- _STORED RECORDS_
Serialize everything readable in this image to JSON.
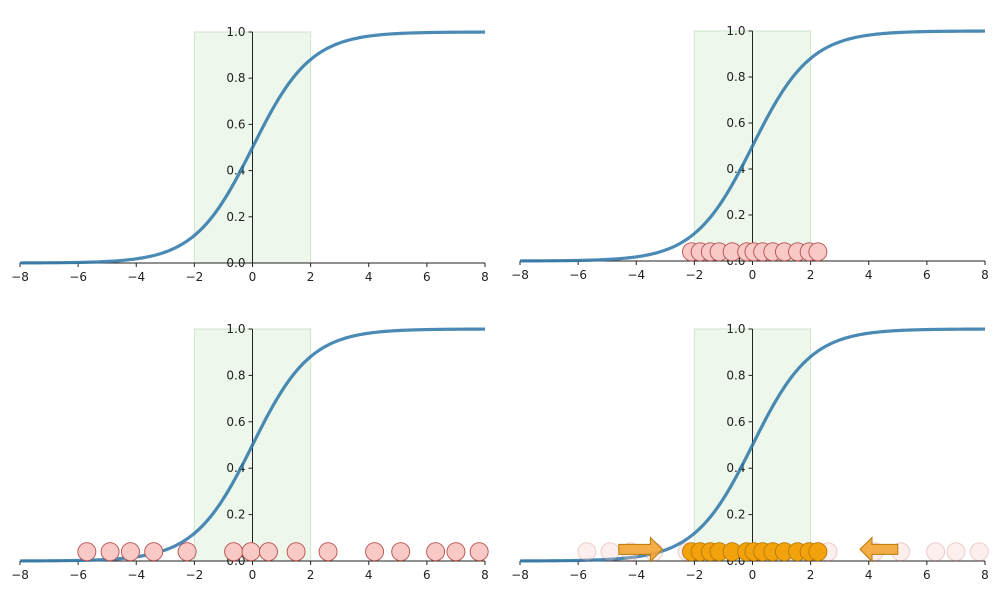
{
  "colors": {
    "curve": "#2a76a8",
    "band_fill": "#eef7ec",
    "band_edge": "#cfe6c9",
    "point_fill": "#f8c9c6",
    "point_edge": "#b4504c",
    "moved_fill": "#f2a20c",
    "moved_edge": "#b87a06",
    "arrow_fill": "#f2a433",
    "axis": "#222222"
  },
  "chart_data": [
    {
      "id": "top-left",
      "type": "line",
      "series": [
        {
          "function": "sigmoid",
          "x_range": [
            -8,
            8
          ]
        }
      ],
      "band": [
        -2,
        2
      ],
      "xlim": [
        -8,
        8
      ],
      "ylim": [
        0,
        1
      ],
      "xticks": [
        "−8",
        "−6",
        "−4",
        "−2",
        "0",
        "2",
        "4",
        "6",
        "8"
      ],
      "yticks": [
        "0.0",
        "0.2",
        "0.4",
        "0.6",
        "0.8",
        "1.0"
      ],
      "points": [],
      "faded_points": [],
      "arrows": []
    },
    {
      "id": "top-right",
      "type": "scatter",
      "series": [
        {
          "function": "sigmoid",
          "x_range": [
            -8,
            8
          ]
        }
      ],
      "band": [
        -2,
        2
      ],
      "xlim": [
        -8,
        8
      ],
      "ylim": [
        0,
        1
      ],
      "xticks": [
        "−8",
        "−6",
        "−4",
        "−2",
        "0",
        "2",
        "4",
        "6",
        "8"
      ],
      "yticks": [
        "0.0",
        "0.2",
        "0.4",
        "0.6",
        "0.8",
        "1.0"
      ],
      "points": [
        -2.1,
        -1.8,
        -1.45,
        -1.15,
        -0.7,
        -0.2,
        0.05,
        0.35,
        0.7,
        1.1,
        1.55,
        1.95,
        2.25
      ],
      "point_y": 0.04,
      "point_style": "pink",
      "faded_points": [],
      "arrows": []
    },
    {
      "id": "bottom-left",
      "type": "scatter",
      "series": [
        {
          "function": "sigmoid",
          "x_range": [
            -8,
            8
          ]
        }
      ],
      "band": [
        -2,
        2
      ],
      "xlim": [
        -8,
        8
      ],
      "ylim": [
        0,
        1
      ],
      "xticks": [
        "−8",
        "−6",
        "−4",
        "−2",
        "0",
        "2",
        "4",
        "6",
        "8"
      ],
      "yticks": [
        "0.0",
        "0.2",
        "0.4",
        "0.6",
        "0.8",
        "1.0"
      ],
      "points": [
        -5.7,
        -4.9,
        -4.2,
        -3.4,
        -2.25,
        -0.65,
        -0.05,
        0.55,
        1.5,
        2.6,
        4.2,
        5.1,
        6.3,
        7.0,
        7.8
      ],
      "point_y": 0.04,
      "point_style": "pink",
      "faded_points": [],
      "arrows": []
    },
    {
      "id": "bottom-right",
      "type": "scatter",
      "series": [
        {
          "function": "sigmoid",
          "x_range": [
            -8,
            8
          ]
        }
      ],
      "band": [
        -2,
        2
      ],
      "xlim": [
        -8,
        8
      ],
      "ylim": [
        0,
        1
      ],
      "xticks": [
        "−8",
        "−6",
        "−4",
        "−2",
        "0",
        "2",
        "4",
        "6",
        "8"
      ],
      "yticks": [
        "0.0",
        "0.2",
        "0.4",
        "0.6",
        "0.8",
        "1.0"
      ],
      "faded_points": [
        -5.7,
        -4.9,
        -4.2,
        -3.4,
        -2.25,
        2.6,
        4.2,
        5.1,
        6.3,
        7.0,
        7.8
      ],
      "points": [
        -2.1,
        -1.8,
        -1.45,
        -1.15,
        -0.7,
        -0.2,
        0.05,
        0.35,
        0.7,
        1.1,
        1.55,
        1.95,
        2.25
      ],
      "point_y": 0.04,
      "point_style": "orange",
      "arrows": [
        {
          "from": -4.6,
          "to": -3.1,
          "y": 0.05
        },
        {
          "from": 5.0,
          "to": 3.7,
          "y": 0.05
        }
      ]
    }
  ]
}
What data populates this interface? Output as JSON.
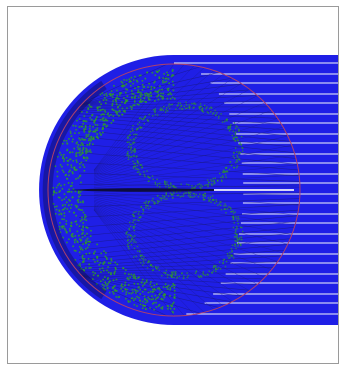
{
  "figure": {
    "colors": {
      "background": "#ffffff",
      "frame": "#9a9a9a",
      "incident_rays": "#1f1fe6",
      "light_rays": "#e9ecf9",
      "interior_mesh": "#1a1a80",
      "scattered_rays": "#2f9a2a",
      "sphere_outline": "#b0406a",
      "caustic": "#0a0a2a"
    },
    "elements": [
      "incident-ray-bundle",
      "sphere-outline",
      "refracted-ray-mesh",
      "scattered-ray-halo",
      "caustic-line"
    ]
  }
}
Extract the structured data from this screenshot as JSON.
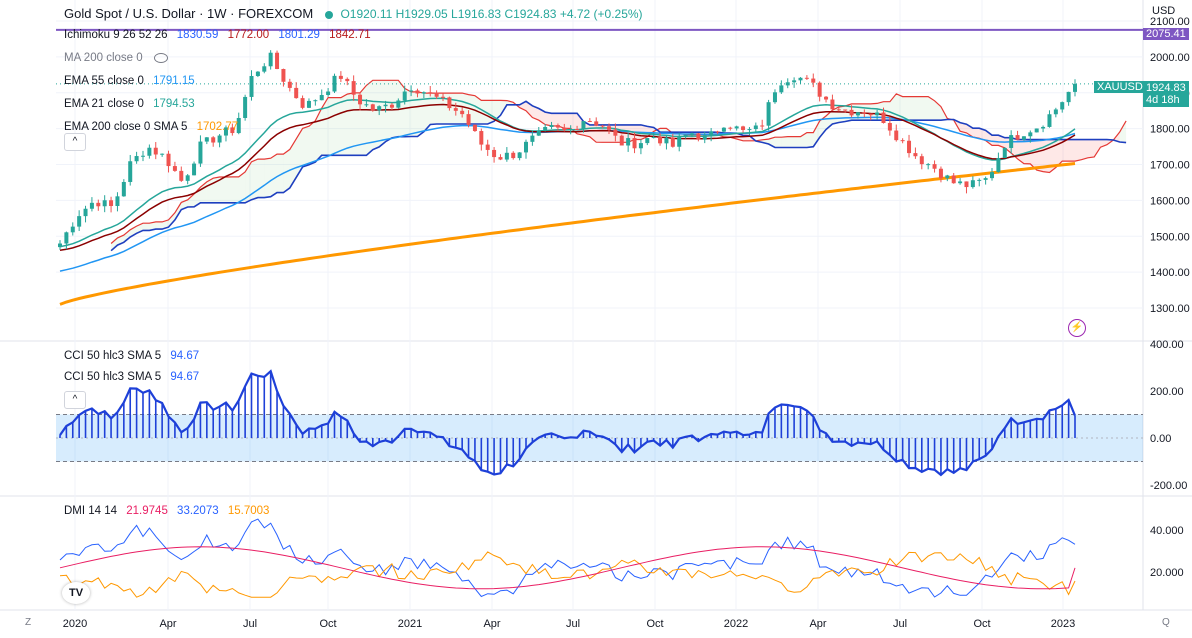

- _SET TASK_
Reproduce the material in full, word for word, and omit the pictures.

- _RESPONSE TO THIS TASK_
Serialize everything readable in this image to JSON.
{
  "colors": {
    "curve": "#2a76a8",
    "band_fill": "#eef7ec",
    "band_edge": "#cfe6c9",
    "point_fill": "#f8c9c6",
    "point_edge": "#b4504c",
    "moved_fill": "#f2a20c",
    "moved_edge": "#b87a06",
    "arrow_fill": "#f2a433",
    "axis": "#222222"
  },
  "chart_data": [
    {
      "id": "top-left",
      "type": "line",
      "series": [
        {
          "function": "sigmoid",
          "x_range": [
            -8,
            8
          ]
        }
      ],
      "band": [
        -2,
        2
      ],
      "xlim": [
        -8,
        8
      ],
      "ylim": [
        0,
        1
      ],
      "xticks": [
        "−8",
        "−6",
        "−4",
        "−2",
        "0",
        "2",
        "4",
        "6",
        "8"
      ],
      "yticks": [
        "0.0",
        "0.2",
        "0.4",
        "0.6",
        "0.8",
        "1.0"
      ],
      "points": [],
      "faded_points": [],
      "arrows": []
    },
    {
      "id": "top-right",
      "type": "scatter",
      "series": [
        {
          "function": "sigmoid",
          "x_range": [
            -8,
            8
          ]
        }
      ],
      "band": [
        -2,
        2
      ],
      "xlim": [
        -8,
        8
      ],
      "ylim": [
        0,
        1
      ],
      "xticks": [
        "−8",
        "−6",
        "−4",
        "−2",
        "0",
        "2",
        "4",
        "6",
        "8"
      ],
      "yticks": [
        "0.0",
        "0.2",
        "0.4",
        "0.6",
        "0.8",
        "1.0"
      ],
      "points": [
        -2.1,
        -1.8,
        -1.45,
        -1.15,
        -0.7,
        -0.2,
        0.05,
        0.35,
        0.7,
        1.1,
        1.55,
        1.95,
        2.25
      ],
      "point_y": 0.04,
      "point_style": "pink",
      "faded_points": [],
      "arrows": []
    },
    {
      "id": "bottom-left",
      "type": "scatter",
      "series": [
        {
          "function": "sigmoid",
          "x_range": [
            -8,
            8
          ]
        }
      ],
      "band": [
        -2,
        2
      ],
      "xlim": [
        -8,
        8
      ],
      "ylim": [
        0,
        1
      ],
      "xticks": [
        "−8",
        "−6",
        "−4",
        "−2",
        "0",
        "2",
        "4",
        "6",
        "8"
      ],
      "yticks": [
        "0.0",
        "0.2",
        "0.4",
        "0.6",
        "0.8",
        "1.0"
      ],
      "points": [
        -5.7,
        -4.9,
        -4.2,
        -3.4,
        -2.25,
        -0.65,
        -0.05,
        0.55,
        1.5,
        2.6,
        4.2,
        5.1,
        6.3,
        7.0,
        7.8
      ],
      "point_y": 0.04,
      "point_style": "pink",
      "faded_points": [],
      "arrows": []
    },
    {
      "id": "bottom-right",
      "type": "scatter",
      "series": [
        {
          "function": "sigmoid",
          "x_range": [
            -8,
            8
          ]
        }
      ],
      "band": [
        -2,
        2
      ],
      "xlim": [
        -8,
        8
      ],
      "ylim": [
        0,
        1
      ],
      "xticks": [
        "−8",
        "−6",
        "−4",
        "−2",
        "0",
        "2",
        "4",
        "6",
        "8"
      ],
      "yticks": [
        "0.0",
        "0.2",
        "0.4",
        "0.6",
        "0.8",
        "1.0"
      ],
      "faded_points": [
        -5.7,
        -4.9,
        -4.2,
        -3.4,
        -2.25,
        2.6,
        4.2,
        5.1,
        6.3,
        7.0,
        7.8
      ],
      "points": [
        -2.1,
        -1.8,
        -1.45,
        -1.15,
        -0.7,
        -0.2,
        0.05,
        0.35,
        0.7,
        1.1,
        1.55,
        1.95,
        2.25
      ],
      "point_y": 0.04,
      "point_style": "orange",
      "arrows": [
        {
          "from": -4.6,
          "to": -3.1,
          "y": 0.05
        },
        {
          "from": 5.0,
          "to": 3.7,
          "y": 0.05
        }
      ]
    }
  ]
}
What data populates this interface? Output as JSON.
{
  "figure": {
    "colors": {
      "background": "#ffffff",
      "frame": "#9a9a9a",
      "incident_rays": "#1f1fe6",
      "light_rays": "#e9ecf9",
      "interior_mesh": "#1a1a80",
      "scattered_rays": "#2f9a2a",
      "sphere_outline": "#b0406a",
      "caustic": "#0a0a2a"
    },
    "elements": [
      "incident-ray-bundle",
      "sphere-outline",
      "refracted-ray-mesh",
      "scattered-ray-halo",
      "caustic-line"
    ]
  }
}
Extract the structured data from this screenshot as JSON.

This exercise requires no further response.